*** Begin section ***

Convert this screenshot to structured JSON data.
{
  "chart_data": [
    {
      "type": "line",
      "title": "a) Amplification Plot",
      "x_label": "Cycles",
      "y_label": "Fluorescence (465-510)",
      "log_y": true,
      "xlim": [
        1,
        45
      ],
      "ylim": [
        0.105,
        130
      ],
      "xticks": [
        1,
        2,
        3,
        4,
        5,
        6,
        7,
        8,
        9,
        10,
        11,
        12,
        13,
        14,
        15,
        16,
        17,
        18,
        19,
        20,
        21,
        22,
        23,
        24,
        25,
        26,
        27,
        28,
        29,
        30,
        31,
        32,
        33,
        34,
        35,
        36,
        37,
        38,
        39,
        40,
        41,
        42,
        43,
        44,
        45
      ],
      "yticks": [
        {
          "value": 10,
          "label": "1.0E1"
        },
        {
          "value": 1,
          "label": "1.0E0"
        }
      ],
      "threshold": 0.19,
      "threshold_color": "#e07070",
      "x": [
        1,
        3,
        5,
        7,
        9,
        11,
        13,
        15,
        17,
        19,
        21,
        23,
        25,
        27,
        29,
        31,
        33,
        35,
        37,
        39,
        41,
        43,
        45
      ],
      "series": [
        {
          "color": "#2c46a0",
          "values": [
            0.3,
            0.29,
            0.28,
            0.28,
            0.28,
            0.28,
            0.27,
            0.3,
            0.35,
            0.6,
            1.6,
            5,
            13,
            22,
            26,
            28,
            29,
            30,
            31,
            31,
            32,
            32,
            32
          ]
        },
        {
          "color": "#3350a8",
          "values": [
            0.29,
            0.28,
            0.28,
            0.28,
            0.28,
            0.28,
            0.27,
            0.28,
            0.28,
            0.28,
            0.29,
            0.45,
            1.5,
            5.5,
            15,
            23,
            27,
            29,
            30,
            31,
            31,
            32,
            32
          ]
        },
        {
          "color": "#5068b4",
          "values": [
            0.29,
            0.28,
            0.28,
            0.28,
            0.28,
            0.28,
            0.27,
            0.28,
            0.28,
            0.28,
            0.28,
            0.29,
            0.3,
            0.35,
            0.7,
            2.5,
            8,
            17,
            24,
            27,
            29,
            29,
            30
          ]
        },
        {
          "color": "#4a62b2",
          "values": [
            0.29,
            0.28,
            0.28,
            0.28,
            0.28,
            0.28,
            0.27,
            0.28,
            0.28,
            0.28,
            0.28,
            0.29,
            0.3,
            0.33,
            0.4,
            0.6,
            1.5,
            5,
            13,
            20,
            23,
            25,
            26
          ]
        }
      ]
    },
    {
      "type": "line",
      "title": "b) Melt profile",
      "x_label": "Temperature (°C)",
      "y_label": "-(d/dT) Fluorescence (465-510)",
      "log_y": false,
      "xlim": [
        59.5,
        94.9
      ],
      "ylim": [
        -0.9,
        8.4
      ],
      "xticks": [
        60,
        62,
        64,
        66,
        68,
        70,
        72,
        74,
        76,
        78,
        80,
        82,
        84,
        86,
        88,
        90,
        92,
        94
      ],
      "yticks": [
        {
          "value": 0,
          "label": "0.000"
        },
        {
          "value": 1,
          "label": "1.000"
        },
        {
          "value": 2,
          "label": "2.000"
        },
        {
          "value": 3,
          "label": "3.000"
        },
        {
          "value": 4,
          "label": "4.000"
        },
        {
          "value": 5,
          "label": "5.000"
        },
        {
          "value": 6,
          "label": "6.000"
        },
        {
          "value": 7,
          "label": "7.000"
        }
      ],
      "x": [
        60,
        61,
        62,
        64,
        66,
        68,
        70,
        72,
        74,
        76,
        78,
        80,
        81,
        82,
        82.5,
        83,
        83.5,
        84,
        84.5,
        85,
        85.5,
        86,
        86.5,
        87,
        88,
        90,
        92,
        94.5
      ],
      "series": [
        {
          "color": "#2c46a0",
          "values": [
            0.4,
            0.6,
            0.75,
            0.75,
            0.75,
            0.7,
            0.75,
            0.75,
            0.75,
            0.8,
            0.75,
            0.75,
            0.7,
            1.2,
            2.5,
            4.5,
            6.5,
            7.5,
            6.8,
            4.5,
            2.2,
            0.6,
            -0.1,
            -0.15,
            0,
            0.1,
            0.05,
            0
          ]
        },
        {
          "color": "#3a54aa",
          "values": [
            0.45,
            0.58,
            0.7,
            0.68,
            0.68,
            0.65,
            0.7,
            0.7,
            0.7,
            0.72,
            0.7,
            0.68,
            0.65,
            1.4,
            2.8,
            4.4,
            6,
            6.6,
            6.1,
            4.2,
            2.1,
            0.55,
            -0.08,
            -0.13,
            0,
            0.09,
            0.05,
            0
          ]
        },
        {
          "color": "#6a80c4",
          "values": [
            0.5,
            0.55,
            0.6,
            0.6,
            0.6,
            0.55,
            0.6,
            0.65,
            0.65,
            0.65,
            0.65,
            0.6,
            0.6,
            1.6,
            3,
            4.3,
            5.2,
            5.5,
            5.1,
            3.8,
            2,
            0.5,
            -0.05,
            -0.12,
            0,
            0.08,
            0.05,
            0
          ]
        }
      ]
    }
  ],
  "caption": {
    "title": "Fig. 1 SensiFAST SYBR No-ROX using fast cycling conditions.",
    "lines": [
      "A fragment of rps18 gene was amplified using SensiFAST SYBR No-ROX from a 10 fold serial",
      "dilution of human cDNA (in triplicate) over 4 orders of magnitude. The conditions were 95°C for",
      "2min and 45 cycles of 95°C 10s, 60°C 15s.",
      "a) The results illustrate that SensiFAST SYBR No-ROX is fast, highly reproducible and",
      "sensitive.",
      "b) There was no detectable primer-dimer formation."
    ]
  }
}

*** End section ***

■ **ACTION ITEM**
Give back each line above precisely as it stands.

■ **FINISHED TASK**
Convert this screenshot to structured JSON data.
{
  "chart_data": [
    {
      "type": "line",
      "title": "a) Amplification Plot",
      "x_label": "Cycles",
      "y_label": "Fluorescence (465-510)",
      "log_y": true,
      "xlim": [
        1,
        45
      ],
      "ylim": [
        0.105,
        130
      ],
      "xticks": [
        1,
        2,
        3,
        4,
        5,
        6,
        7,
        8,
        9,
        10,
        11,
        12,
        13,
        14,
        15,
        16,
        17,
        18,
        19,
        20,
        21,
        22,
        23,
        24,
        25,
        26,
        27,
        28,
        29,
        30,
        31,
        32,
        33,
        34,
        35,
        36,
        37,
        38,
        39,
        40,
        41,
        42,
        43,
        44,
        45
      ],
      "yticks": [
        {
          "value": 10,
          "label": "1.0E1"
        },
        {
          "value": 1,
          "label": "1.0E0"
        }
      ],
      "threshold": 0.19,
      "threshold_color": "#e07070",
      "x": [
        1,
        3,
        5,
        7,
        9,
        11,
        13,
        15,
        17,
        19,
        21,
        23,
        25,
        27,
        29,
        31,
        33,
        35,
        37,
        39,
        41,
        43,
        45
      ],
      "series": [
        {
          "color": "#2c46a0",
          "values": [
            0.3,
            0.29,
            0.28,
            0.28,
            0.28,
            0.28,
            0.27,
            0.3,
            0.35,
            0.6,
            1.6,
            5,
            13,
            22,
            26,
            28,
            29,
            30,
            31,
            31,
            32,
            32,
            32
          ]
        },
        {
          "color": "#3350a8",
          "values": [
            0.29,
            0.28,
            0.28,
            0.28,
            0.28,
            0.28,
            0.27,
            0.28,
            0.28,
            0.28,
            0.29,
            0.45,
            1.5,
            5.5,
            15,
            23,
            27,
            29,
            30,
            31,
            31,
            32,
            32
          ]
        },
        {
          "color": "#5068b4",
          "values": [
            0.29,
            0.28,
            0.28,
            0.28,
            0.28,
            0.28,
            0.27,
            0.28,
            0.28,
            0.28,
            0.28,
            0.29,
            0.3,
            0.35,
            0.7,
            2.5,
            8,
            17,
            24,
            27,
            29,
            29,
            30
          ]
        },
        {
          "color": "#4a62b2",
          "values": [
            0.29,
            0.28,
            0.28,
            0.28,
            0.28,
            0.28,
            0.27,
            0.28,
            0.28,
            0.28,
            0.28,
            0.29,
            0.3,
            0.33,
            0.4,
            0.6,
            1.5,
            5,
            13,
            20,
            23,
            25,
            26
          ]
        }
      ]
    },
    {
      "type": "line",
      "title": "b) Melt profile",
      "x_label": "Temperature (°C)",
      "y_label": "-(d/dT) Fluorescence (465-510)",
      "log_y": false,
      "xlim": [
        59.5,
        94.9
      ],
      "ylim": [
        -0.9,
        8.4
      ],
      "xticks": [
        60,
        62,
        64,
        66,
        68,
        70,
        72,
        74,
        76,
        78,
        80,
        82,
        84,
        86,
        88,
        90,
        92,
        94
      ],
      "yticks": [
        {
          "value": 0,
          "label": "0.000"
        },
        {
          "value": 1,
          "label": "1.000"
        },
        {
          "value": 2,
          "label": "2.000"
        },
        {
          "value": 3,
          "label": "3.000"
        },
        {
          "value": 4,
          "label": "4.000"
        },
        {
          "value": 5,
          "label": "5.000"
        },
        {
          "value": 6,
          "label": "6.000"
        },
        {
          "value": 7,
          "label": "7.000"
        }
      ],
      "x": [
        60,
        61,
        62,
        64,
        66,
        68,
        70,
        72,
        74,
        76,
        78,
        80,
        81,
        82,
        82.5,
        83,
        83.5,
        84,
        84.5,
        85,
        85.5,
        86,
        86.5,
        87,
        88,
        90,
        92,
        94.5
      ],
      "series": [
        {
          "color": "#2c46a0",
          "values": [
            0.4,
            0.6,
            0.75,
            0.75,
            0.75,
            0.7,
            0.75,
            0.75,
            0.75,
            0.8,
            0.75,
            0.75,
            0.7,
            1.2,
            2.5,
            4.5,
            6.5,
            7.5,
            6.8,
            4.5,
            2.2,
            0.6,
            -0.1,
            -0.15,
            0,
            0.1,
            0.05,
            0
          ]
        },
        {
          "color": "#3a54aa",
          "values": [
            0.45,
            0.58,
            0.7,
            0.68,
            0.68,
            0.65,
            0.7,
            0.7,
            0.7,
            0.72,
            0.7,
            0.68,
            0.65,
            1.4,
            2.8,
            4.4,
            6,
            6.6,
            6.1,
            4.2,
            2.1,
            0.55,
            -0.08,
            -0.13,
            0,
            0.09,
            0.05,
            0
          ]
        },
        {
          "color": "#6a80c4",
          "values": [
            0.5,
            0.55,
            0.6,
            0.6,
            0.6,
            0.55,
            0.6,
            0.65,
            0.65,
            0.65,
            0.65,
            0.6,
            0.6,
            1.6,
            3,
            4.3,
            5.2,
            5.5,
            5.1,
            3.8,
            2,
            0.5,
            -0.05,
            -0.12,
            0,
            0.08,
            0.05,
            0
          ]
        }
      ]
    }
  ],
  "caption": {
    "title": "Fig. 1 SensiFAST SYBR No-ROX using fast cycling conditions.",
    "lines": [
      "A fragment of rps18 gene was amplified using SensiFAST SYBR No-ROX from a 10 fold serial",
      "dilution of human cDNA (in triplicate) over 4 orders of magnitude. The conditions were 95°C for",
      "2min and 45 cycles of 95°C 10s, 60°C 15s.",
      "a) The results illustrate that SensiFAST SYBR No-ROX is fast, highly reproducible and",
      "sensitive.",
      "b) There was no detectable primer-dimer formation."
    ]
  }
}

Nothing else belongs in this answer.